*Materials provided:*
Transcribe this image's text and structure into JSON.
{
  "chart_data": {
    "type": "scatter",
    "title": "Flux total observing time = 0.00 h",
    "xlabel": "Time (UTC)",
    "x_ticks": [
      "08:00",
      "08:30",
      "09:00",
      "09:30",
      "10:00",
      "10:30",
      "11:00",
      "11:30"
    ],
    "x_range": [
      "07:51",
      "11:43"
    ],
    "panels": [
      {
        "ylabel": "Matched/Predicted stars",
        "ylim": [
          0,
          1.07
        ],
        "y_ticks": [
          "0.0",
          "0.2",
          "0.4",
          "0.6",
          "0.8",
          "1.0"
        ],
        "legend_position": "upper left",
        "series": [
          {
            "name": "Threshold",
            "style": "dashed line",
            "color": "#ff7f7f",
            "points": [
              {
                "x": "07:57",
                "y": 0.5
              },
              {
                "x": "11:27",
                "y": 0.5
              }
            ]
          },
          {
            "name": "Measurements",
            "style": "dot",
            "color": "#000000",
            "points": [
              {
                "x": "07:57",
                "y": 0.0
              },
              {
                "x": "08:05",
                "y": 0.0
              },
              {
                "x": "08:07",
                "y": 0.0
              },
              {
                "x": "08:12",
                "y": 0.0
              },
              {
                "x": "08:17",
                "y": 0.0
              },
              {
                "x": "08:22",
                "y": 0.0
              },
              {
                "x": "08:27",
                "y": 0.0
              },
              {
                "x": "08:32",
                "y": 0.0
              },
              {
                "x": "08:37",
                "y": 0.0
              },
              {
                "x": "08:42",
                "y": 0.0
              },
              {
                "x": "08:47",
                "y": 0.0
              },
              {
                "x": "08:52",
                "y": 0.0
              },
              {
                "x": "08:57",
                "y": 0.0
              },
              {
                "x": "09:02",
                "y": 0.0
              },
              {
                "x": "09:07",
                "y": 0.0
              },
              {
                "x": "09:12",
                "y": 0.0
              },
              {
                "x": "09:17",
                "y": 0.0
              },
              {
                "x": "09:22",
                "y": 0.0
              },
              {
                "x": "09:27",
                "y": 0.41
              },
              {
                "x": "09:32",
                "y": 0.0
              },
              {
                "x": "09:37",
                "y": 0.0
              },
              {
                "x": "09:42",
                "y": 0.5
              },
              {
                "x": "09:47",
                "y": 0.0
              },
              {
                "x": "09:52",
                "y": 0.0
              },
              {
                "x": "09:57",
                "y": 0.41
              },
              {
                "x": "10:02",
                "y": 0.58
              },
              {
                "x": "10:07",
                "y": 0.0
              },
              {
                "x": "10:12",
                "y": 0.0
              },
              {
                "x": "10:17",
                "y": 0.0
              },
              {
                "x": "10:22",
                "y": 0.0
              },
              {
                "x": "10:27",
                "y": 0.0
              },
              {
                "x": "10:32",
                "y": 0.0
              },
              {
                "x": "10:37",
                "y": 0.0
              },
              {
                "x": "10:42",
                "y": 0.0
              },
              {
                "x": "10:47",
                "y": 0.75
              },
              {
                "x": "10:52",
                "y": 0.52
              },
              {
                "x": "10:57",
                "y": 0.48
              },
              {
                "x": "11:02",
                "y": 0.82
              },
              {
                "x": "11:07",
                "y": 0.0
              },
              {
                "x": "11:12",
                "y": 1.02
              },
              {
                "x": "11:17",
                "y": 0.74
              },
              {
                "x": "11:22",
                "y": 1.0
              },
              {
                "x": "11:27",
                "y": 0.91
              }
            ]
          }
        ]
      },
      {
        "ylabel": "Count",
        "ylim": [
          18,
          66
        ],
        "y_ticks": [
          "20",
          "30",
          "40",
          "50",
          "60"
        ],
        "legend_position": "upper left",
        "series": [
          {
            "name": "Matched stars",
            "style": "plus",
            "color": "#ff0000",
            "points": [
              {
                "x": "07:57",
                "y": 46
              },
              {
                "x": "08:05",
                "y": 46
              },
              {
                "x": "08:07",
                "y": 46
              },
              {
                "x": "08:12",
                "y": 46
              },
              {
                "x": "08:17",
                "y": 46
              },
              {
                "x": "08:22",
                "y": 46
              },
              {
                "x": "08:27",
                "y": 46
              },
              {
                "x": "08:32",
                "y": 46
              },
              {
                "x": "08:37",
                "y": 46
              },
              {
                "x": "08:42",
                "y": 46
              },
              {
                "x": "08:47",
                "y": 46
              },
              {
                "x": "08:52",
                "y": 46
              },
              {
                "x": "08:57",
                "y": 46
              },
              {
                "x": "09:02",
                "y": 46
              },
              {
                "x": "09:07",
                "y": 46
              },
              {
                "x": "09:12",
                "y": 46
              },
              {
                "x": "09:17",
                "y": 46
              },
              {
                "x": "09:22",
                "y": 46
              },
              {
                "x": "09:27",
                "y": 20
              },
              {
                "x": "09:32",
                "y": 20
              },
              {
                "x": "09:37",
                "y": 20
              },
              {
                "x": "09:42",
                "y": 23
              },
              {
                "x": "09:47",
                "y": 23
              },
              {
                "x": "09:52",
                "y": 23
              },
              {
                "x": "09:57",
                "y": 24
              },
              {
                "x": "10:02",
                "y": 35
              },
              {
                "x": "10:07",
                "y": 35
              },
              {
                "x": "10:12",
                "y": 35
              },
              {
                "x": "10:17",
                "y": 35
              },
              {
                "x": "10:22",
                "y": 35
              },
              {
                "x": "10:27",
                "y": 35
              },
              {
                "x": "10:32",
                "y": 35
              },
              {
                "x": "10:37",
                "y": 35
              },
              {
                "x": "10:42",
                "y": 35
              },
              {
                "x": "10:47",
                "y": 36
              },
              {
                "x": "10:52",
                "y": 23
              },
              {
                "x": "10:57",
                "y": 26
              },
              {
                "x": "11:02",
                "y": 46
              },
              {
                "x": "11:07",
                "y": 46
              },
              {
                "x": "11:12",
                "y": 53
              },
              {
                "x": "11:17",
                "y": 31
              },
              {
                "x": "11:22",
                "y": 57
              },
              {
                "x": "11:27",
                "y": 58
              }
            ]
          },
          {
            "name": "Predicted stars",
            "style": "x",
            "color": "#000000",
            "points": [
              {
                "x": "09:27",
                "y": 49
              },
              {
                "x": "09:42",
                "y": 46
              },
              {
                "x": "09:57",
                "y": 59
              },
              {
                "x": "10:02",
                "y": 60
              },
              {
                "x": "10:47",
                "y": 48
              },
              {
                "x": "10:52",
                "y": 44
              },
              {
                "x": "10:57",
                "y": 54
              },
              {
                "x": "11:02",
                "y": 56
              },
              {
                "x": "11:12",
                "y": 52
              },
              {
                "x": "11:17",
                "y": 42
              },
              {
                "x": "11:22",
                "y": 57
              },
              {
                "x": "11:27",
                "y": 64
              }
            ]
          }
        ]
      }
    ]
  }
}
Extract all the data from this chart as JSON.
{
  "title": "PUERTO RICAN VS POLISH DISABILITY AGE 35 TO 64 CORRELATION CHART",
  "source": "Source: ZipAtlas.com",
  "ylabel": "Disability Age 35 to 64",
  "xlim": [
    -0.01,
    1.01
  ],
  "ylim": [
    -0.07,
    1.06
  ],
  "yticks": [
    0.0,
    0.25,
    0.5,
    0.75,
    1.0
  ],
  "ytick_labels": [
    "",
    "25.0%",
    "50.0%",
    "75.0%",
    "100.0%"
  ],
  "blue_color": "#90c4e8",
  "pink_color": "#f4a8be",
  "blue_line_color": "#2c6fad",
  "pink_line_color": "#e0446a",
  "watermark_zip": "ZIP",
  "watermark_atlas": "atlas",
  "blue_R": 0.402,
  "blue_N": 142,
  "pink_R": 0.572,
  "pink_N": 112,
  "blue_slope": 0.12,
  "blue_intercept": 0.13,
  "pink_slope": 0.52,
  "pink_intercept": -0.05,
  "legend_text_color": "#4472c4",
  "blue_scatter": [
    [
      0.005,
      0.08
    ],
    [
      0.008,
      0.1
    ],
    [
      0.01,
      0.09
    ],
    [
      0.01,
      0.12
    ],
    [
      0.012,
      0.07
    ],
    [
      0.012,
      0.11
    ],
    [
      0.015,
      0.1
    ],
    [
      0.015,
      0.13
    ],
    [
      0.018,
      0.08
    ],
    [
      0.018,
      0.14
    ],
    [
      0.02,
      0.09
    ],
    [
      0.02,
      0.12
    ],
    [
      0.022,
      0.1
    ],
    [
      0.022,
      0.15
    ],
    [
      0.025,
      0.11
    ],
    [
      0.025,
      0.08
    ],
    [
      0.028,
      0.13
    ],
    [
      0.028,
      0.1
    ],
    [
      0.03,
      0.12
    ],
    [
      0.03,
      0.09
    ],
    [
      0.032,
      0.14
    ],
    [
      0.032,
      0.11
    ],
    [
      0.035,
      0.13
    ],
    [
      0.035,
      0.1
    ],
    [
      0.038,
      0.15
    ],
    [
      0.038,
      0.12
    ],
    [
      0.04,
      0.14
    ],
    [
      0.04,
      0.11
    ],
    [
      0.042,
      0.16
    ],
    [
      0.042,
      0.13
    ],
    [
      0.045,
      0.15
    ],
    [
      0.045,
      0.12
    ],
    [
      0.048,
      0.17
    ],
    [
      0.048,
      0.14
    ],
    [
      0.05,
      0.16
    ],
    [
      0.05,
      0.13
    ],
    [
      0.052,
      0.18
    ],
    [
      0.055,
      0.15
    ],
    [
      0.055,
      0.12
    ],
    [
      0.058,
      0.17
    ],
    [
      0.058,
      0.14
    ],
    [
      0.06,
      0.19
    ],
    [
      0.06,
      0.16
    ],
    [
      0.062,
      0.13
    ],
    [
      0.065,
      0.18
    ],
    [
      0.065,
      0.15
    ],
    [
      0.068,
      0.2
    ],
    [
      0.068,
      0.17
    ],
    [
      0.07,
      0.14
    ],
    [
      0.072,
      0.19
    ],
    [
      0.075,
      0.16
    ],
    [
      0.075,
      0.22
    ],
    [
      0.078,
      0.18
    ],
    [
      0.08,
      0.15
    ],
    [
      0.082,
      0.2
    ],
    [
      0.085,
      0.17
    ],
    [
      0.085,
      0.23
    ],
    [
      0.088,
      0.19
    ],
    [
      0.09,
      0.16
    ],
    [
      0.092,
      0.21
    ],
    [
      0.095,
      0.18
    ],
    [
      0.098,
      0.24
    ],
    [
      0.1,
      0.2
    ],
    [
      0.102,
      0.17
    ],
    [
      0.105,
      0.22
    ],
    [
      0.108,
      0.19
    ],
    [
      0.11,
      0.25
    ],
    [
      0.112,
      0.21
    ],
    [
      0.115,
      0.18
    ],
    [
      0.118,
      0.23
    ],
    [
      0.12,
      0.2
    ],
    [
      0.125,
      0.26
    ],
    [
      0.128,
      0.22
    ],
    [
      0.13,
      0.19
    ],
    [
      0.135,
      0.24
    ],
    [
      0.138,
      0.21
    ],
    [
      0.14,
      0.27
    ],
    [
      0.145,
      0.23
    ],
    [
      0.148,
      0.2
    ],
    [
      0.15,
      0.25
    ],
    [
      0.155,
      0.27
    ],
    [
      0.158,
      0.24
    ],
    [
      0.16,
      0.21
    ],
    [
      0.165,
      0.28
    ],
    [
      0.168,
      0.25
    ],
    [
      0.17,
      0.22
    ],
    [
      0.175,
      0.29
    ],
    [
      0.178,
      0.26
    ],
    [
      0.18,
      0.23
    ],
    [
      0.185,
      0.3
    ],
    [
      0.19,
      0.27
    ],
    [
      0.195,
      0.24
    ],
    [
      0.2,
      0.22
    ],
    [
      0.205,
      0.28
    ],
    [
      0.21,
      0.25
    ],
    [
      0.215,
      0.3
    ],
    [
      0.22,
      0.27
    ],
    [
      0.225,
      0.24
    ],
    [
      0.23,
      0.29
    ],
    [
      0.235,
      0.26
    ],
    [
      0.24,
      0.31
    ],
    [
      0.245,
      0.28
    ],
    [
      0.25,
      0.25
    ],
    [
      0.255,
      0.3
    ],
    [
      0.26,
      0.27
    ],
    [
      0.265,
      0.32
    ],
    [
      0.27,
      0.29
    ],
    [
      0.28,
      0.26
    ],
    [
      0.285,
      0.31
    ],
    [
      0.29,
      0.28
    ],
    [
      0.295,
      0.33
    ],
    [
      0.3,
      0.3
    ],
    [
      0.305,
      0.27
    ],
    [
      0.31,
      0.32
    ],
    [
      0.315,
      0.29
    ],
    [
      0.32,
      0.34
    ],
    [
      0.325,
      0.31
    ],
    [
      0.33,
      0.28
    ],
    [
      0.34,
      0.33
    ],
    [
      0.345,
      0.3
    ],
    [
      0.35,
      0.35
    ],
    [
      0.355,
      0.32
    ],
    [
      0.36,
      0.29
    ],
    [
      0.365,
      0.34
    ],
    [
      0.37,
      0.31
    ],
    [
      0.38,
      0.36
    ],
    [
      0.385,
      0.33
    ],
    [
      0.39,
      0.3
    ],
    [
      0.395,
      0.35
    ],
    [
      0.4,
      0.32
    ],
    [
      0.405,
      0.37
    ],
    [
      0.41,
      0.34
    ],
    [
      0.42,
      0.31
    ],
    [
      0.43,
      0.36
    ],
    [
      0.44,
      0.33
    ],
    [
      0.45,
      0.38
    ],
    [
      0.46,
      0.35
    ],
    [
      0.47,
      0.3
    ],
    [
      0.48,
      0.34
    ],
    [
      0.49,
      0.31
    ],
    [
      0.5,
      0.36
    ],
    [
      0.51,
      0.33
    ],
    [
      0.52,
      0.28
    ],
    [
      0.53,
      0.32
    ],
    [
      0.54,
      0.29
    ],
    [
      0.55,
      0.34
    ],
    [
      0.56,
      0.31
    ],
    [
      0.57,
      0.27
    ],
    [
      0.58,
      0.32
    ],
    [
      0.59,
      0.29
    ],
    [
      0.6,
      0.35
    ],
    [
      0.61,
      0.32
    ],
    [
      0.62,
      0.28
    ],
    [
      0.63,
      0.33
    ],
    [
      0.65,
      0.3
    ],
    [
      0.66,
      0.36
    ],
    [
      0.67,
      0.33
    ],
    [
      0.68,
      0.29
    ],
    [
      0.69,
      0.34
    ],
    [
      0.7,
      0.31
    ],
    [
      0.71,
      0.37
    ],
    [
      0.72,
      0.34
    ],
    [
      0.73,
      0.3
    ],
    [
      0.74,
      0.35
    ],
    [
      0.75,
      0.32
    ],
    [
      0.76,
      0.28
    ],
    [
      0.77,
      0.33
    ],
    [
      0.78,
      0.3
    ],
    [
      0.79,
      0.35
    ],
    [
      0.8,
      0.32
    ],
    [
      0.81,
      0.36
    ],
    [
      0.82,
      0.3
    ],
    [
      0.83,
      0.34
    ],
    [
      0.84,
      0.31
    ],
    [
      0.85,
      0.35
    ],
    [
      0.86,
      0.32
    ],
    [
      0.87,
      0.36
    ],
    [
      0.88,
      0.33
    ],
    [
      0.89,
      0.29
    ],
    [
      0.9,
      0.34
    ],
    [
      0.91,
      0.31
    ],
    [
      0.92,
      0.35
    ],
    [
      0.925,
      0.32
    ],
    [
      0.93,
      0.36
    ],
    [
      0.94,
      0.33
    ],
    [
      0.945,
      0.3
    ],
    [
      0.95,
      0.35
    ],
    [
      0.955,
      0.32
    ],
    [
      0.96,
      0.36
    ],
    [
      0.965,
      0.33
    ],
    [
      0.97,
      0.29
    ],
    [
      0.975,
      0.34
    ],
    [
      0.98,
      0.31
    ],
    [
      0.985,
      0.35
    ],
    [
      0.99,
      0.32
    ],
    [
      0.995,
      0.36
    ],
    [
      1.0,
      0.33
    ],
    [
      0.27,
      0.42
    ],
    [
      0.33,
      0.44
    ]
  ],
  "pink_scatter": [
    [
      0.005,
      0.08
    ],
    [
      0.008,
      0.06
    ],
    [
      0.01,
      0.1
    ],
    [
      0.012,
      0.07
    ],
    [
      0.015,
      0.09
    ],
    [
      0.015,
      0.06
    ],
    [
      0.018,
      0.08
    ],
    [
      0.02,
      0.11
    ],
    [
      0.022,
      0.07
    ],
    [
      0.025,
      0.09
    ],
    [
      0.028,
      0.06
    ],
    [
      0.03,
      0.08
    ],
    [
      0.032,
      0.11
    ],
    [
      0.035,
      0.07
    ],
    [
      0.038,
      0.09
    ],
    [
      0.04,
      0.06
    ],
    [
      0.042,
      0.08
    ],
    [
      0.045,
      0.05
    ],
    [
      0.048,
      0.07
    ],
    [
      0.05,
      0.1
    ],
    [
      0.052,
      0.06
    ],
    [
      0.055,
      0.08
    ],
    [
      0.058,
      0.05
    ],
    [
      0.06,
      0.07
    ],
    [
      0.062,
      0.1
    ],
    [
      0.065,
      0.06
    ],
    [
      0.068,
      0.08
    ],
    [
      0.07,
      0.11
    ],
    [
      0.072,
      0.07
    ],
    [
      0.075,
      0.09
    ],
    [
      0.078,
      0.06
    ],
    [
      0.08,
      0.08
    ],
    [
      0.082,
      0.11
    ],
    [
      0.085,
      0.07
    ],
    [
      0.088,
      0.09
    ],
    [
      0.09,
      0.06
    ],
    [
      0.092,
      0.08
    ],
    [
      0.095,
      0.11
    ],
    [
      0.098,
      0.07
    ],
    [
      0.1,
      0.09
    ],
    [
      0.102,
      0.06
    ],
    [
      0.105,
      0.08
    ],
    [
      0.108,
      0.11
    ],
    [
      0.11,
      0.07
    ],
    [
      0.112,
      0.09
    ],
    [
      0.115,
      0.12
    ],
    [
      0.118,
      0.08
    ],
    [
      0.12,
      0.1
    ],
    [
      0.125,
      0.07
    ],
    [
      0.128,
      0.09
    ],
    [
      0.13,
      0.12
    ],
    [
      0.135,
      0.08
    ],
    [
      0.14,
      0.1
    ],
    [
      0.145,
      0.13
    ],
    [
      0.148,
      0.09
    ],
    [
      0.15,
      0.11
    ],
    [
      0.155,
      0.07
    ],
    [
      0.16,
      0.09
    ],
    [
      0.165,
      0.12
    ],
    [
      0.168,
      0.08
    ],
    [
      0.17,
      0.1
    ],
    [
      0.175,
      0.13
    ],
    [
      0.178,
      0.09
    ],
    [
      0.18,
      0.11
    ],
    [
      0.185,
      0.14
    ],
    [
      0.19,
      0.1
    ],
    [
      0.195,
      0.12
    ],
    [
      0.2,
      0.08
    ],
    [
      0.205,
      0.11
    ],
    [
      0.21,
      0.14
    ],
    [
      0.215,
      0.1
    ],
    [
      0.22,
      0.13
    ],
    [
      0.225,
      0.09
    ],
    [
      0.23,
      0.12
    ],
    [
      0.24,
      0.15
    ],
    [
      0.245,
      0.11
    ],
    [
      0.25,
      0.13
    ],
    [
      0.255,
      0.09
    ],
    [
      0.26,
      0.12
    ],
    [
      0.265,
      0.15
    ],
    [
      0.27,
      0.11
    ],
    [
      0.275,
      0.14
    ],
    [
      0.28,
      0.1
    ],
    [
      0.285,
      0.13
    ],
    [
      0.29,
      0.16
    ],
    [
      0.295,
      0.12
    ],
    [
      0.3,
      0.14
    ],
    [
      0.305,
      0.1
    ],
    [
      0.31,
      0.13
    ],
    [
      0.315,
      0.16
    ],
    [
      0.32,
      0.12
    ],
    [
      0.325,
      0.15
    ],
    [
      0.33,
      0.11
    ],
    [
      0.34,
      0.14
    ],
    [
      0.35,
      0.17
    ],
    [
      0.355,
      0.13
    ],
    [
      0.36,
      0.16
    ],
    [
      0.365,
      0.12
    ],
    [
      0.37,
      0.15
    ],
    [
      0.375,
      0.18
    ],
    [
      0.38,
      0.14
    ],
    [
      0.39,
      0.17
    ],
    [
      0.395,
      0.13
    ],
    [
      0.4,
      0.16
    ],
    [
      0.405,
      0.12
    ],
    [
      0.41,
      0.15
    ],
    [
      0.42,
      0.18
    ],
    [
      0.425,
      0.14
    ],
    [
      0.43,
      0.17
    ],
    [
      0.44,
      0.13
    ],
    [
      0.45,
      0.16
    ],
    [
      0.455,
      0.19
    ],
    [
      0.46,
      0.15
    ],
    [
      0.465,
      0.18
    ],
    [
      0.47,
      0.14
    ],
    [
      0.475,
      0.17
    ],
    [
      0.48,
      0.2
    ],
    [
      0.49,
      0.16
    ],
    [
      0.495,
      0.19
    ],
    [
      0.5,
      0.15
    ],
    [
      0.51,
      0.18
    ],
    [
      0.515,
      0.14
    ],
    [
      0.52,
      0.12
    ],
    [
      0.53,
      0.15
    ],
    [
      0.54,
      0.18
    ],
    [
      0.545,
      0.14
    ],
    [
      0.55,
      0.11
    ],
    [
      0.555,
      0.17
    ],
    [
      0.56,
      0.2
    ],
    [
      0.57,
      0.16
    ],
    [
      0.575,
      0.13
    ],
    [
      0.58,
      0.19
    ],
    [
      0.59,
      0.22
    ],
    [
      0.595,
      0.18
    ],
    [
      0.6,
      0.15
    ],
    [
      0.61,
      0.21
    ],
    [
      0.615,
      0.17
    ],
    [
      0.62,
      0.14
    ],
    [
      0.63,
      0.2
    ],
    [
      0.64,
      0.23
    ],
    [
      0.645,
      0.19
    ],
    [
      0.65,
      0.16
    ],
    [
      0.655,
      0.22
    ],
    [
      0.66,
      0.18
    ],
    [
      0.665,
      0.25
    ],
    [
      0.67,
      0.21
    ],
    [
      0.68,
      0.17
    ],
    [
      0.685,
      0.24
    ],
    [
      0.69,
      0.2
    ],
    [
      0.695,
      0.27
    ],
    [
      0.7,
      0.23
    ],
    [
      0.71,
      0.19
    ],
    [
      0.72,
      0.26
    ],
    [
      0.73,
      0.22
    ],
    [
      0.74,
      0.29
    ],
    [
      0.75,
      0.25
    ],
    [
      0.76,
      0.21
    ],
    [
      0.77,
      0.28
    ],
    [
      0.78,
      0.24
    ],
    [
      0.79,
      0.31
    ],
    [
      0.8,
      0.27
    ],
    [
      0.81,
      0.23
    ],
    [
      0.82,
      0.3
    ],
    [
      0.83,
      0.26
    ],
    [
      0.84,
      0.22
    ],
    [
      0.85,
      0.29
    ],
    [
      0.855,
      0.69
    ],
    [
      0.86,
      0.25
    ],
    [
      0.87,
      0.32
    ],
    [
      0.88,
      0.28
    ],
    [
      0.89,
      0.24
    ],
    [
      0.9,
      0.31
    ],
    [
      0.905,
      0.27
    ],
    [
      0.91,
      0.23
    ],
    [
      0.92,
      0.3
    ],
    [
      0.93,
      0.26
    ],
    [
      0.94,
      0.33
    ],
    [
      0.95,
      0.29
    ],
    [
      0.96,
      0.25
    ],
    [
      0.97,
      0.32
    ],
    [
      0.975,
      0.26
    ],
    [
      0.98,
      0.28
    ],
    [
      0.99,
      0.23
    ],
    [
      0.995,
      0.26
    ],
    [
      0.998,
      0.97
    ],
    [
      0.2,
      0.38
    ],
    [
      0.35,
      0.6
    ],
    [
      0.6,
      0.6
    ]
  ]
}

*What you need to do:* Only lines that contain the word "stars" are wanted; copy each of them.

*Finished answer:*
        "ylabel": "Matched/Predicted stars",
            "name": "Matched stars",
            "name": "Predicted stars",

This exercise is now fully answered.